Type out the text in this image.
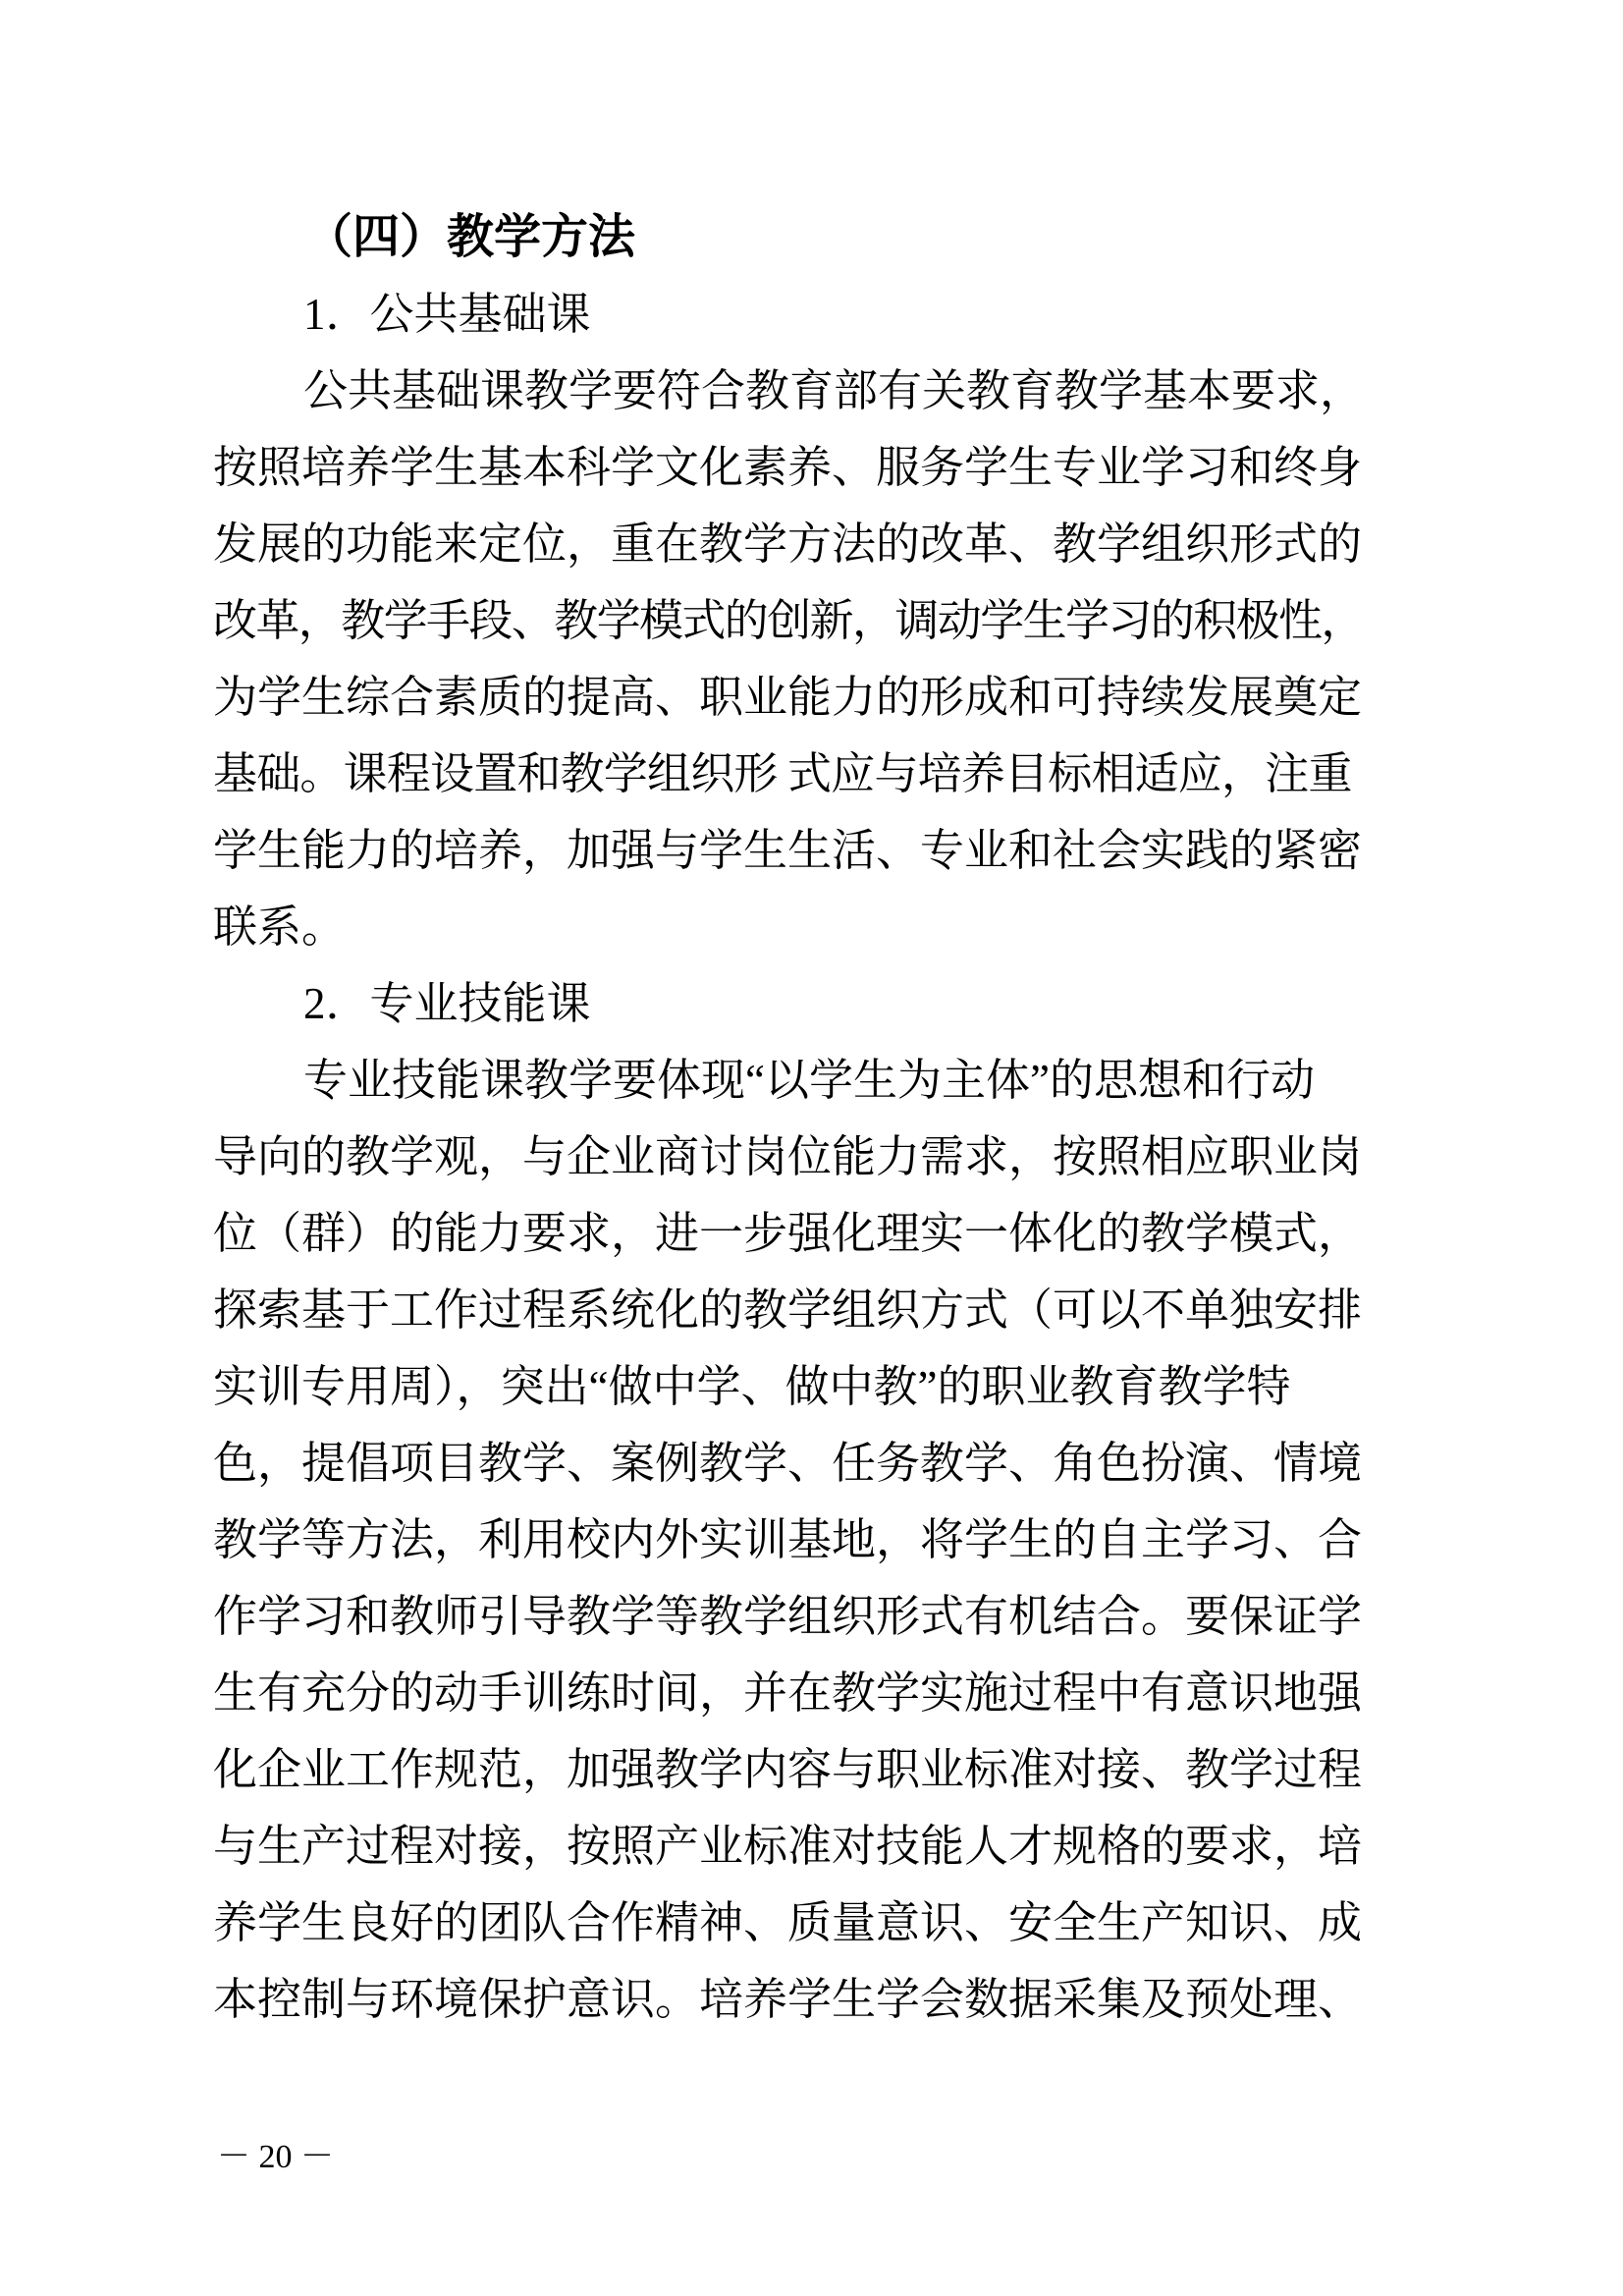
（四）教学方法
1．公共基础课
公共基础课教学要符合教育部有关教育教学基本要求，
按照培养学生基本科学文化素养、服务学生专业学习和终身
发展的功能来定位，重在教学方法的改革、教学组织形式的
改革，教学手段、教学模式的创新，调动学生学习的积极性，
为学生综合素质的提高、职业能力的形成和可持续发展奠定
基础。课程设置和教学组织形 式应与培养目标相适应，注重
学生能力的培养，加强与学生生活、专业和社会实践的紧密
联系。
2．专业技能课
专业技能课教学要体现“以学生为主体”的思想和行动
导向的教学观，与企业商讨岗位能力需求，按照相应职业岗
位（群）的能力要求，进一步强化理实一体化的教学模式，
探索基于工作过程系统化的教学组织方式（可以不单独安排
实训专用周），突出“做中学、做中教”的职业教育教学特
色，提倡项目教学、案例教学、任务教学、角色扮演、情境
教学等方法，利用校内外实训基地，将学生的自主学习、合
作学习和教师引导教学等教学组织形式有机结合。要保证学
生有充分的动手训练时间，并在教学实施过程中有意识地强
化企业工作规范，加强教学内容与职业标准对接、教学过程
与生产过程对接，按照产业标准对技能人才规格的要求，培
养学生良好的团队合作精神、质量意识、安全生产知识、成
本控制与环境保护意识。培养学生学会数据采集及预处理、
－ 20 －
───
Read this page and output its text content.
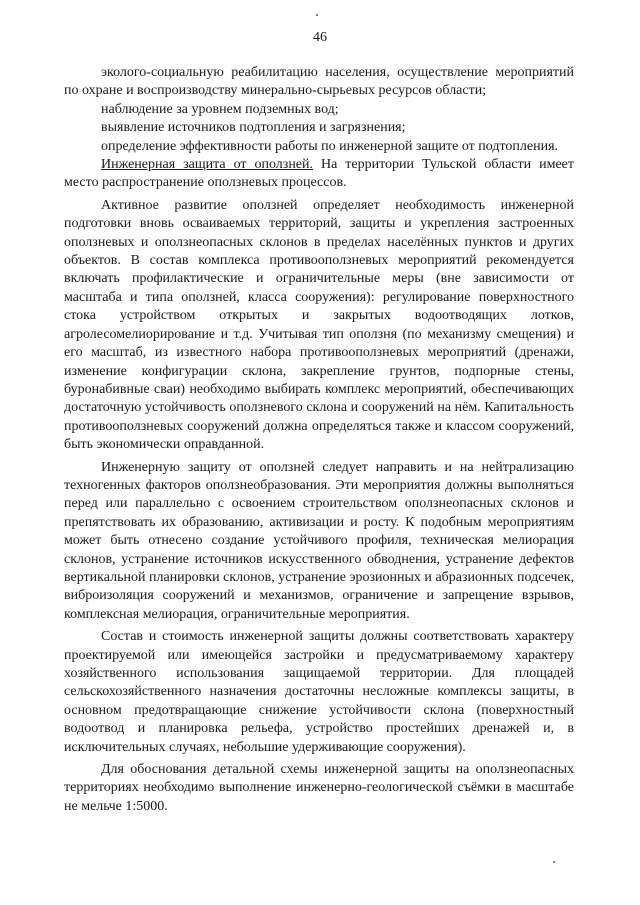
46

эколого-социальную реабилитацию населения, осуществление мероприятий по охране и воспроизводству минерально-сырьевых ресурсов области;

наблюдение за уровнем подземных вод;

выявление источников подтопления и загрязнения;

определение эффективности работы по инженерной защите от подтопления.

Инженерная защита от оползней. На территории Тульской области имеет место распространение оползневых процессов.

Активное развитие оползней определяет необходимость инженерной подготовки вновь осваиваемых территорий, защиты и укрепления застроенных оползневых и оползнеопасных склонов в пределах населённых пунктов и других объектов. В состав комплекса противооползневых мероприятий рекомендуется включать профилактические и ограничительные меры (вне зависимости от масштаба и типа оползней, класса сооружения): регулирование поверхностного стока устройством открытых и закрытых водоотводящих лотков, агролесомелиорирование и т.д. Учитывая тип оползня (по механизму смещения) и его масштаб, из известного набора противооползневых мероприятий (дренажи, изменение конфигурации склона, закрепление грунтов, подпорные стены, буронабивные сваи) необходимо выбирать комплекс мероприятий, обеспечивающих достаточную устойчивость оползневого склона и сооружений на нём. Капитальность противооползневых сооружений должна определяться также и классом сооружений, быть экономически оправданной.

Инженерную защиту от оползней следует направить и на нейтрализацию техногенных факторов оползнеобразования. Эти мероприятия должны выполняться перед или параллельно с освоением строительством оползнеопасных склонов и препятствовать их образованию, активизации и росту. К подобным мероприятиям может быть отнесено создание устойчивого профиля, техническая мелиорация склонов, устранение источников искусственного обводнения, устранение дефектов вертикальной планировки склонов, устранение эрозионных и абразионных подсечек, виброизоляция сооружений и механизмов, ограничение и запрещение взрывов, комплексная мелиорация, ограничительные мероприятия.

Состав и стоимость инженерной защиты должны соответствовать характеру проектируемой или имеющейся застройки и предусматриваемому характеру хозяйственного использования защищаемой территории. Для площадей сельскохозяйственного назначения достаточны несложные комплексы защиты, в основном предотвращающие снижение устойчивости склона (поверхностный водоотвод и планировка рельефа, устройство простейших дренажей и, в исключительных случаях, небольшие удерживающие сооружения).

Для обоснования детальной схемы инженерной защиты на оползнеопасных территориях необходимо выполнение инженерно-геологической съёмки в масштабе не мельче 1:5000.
───
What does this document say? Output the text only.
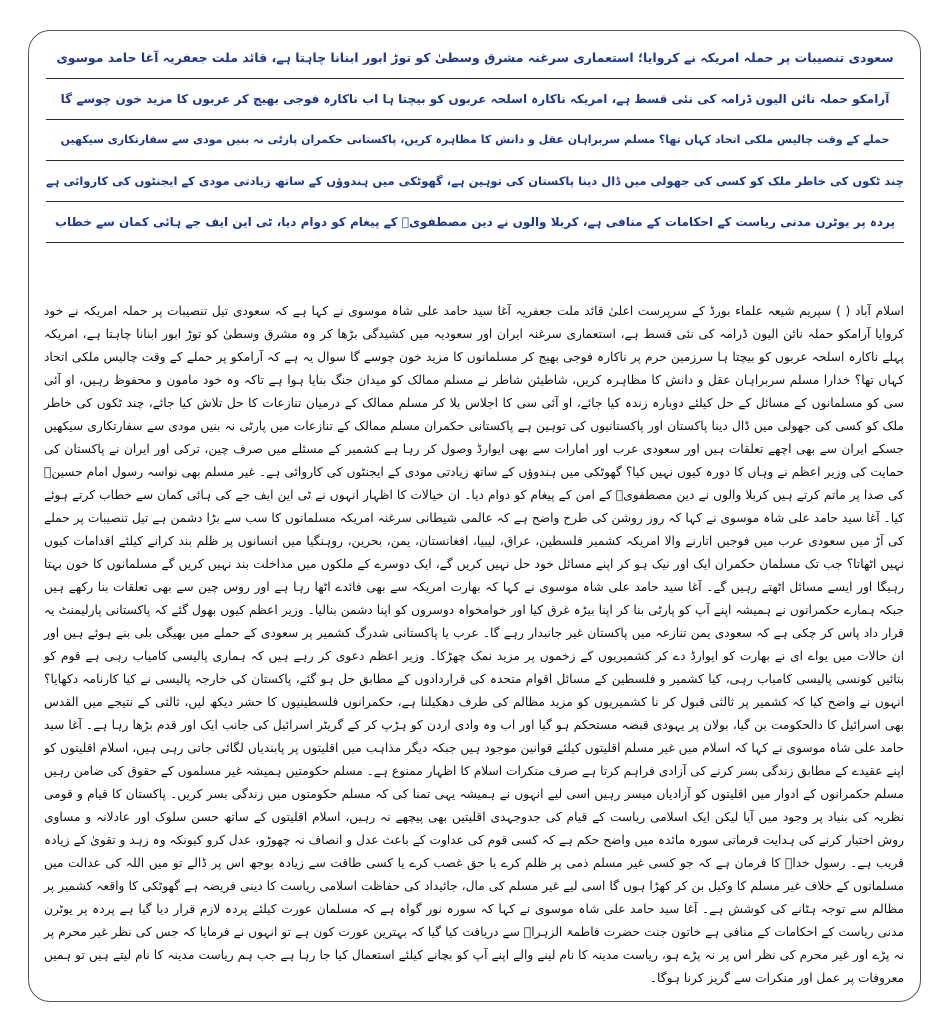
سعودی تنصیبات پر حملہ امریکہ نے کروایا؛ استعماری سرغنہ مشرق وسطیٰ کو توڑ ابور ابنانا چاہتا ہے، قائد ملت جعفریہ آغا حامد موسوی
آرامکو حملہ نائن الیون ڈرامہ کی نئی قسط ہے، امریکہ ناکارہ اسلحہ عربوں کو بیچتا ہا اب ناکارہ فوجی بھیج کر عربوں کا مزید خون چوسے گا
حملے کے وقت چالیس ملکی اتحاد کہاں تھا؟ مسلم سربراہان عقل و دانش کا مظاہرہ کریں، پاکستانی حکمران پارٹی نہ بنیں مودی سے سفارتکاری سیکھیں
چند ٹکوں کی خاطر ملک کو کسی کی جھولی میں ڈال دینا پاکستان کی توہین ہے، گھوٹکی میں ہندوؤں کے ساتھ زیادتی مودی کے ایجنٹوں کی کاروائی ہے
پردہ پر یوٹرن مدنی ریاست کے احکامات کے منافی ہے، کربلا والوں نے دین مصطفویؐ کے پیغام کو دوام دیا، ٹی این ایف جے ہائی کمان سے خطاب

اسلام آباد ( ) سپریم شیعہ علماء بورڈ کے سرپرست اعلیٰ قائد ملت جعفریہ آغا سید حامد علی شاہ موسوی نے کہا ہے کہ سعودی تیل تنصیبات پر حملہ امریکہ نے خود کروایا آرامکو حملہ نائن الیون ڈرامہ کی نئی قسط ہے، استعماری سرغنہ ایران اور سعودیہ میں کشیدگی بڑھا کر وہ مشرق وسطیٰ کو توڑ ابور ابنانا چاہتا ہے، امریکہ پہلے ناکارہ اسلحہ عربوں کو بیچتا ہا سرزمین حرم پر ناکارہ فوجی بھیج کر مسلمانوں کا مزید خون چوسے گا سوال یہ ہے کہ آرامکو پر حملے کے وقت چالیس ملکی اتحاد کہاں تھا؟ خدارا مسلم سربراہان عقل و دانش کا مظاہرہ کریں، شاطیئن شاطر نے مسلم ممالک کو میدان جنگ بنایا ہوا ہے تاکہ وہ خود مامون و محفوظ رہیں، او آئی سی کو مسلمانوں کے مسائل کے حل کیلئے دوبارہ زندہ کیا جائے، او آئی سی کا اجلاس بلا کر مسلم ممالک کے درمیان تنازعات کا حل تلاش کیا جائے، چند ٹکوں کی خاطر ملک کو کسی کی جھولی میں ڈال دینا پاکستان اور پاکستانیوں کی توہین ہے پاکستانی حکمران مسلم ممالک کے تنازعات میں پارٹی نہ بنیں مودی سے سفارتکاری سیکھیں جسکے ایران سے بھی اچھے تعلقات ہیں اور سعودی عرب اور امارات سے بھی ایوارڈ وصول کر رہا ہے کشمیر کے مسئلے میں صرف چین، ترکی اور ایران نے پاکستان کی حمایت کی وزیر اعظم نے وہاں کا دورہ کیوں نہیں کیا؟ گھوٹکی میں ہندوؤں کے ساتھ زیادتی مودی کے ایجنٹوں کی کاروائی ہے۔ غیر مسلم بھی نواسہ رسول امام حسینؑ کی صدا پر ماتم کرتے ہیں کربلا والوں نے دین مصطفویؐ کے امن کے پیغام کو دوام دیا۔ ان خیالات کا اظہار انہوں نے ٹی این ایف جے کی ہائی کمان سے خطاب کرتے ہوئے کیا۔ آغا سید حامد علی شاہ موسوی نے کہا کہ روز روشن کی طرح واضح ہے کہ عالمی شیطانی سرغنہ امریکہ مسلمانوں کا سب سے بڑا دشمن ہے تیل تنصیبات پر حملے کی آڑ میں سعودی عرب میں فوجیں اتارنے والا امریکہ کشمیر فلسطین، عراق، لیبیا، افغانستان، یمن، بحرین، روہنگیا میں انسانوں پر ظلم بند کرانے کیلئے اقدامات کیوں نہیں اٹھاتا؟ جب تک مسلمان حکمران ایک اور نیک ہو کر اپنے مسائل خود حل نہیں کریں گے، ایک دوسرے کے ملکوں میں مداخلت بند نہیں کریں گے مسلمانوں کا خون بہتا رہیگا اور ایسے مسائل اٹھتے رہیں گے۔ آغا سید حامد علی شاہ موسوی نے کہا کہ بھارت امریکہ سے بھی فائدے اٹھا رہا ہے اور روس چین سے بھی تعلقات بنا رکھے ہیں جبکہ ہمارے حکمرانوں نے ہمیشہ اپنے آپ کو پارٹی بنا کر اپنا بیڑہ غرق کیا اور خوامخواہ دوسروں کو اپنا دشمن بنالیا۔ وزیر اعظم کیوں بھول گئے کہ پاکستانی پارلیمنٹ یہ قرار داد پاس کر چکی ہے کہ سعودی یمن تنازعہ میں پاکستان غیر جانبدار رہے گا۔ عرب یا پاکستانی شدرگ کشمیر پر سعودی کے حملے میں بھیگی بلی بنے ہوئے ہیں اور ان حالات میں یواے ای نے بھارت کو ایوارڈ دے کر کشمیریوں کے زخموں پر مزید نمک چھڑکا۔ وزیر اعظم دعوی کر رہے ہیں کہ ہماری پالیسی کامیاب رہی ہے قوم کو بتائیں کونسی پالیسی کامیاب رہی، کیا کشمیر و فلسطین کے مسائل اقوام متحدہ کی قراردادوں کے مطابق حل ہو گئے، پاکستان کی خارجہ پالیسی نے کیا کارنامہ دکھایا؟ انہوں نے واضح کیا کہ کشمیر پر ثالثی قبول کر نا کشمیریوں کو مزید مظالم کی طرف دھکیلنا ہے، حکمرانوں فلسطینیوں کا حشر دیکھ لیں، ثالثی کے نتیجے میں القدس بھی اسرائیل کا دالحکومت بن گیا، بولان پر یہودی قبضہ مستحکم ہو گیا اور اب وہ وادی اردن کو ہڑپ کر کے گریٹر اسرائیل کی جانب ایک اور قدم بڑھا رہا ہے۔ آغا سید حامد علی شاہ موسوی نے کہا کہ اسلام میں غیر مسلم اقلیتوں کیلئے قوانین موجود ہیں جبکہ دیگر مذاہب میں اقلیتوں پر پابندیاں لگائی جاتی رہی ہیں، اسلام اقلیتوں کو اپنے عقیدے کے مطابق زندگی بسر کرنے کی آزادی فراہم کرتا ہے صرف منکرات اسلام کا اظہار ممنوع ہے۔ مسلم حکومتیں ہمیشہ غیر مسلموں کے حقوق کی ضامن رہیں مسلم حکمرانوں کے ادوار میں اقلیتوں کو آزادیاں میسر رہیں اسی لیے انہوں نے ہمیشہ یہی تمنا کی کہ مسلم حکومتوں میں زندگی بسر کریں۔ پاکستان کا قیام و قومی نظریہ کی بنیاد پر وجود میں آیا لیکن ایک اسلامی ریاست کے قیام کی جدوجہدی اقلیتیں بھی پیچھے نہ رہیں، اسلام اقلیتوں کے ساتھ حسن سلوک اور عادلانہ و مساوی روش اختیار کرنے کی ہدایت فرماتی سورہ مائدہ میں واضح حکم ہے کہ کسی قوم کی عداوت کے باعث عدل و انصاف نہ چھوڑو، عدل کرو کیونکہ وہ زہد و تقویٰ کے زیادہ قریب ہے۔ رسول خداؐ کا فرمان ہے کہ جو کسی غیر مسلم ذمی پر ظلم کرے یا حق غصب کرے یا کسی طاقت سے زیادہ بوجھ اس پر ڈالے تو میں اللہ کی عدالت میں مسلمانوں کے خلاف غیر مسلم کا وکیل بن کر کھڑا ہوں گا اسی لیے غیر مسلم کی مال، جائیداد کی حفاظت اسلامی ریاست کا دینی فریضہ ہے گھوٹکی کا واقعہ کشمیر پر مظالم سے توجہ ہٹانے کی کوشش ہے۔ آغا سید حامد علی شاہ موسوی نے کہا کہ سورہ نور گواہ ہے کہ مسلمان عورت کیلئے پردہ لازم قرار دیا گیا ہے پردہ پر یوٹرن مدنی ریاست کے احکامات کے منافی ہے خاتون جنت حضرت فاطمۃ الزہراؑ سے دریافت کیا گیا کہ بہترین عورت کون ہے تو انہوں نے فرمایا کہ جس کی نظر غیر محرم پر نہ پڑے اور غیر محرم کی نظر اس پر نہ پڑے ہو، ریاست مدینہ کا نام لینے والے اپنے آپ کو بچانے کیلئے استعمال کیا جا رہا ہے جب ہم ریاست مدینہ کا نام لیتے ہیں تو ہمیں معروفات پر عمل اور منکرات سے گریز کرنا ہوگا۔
───
OBJECTIVE. Count how many lines in the data contain the word "оползневых", giving the number without comment.

WORKED SOLUTION. 2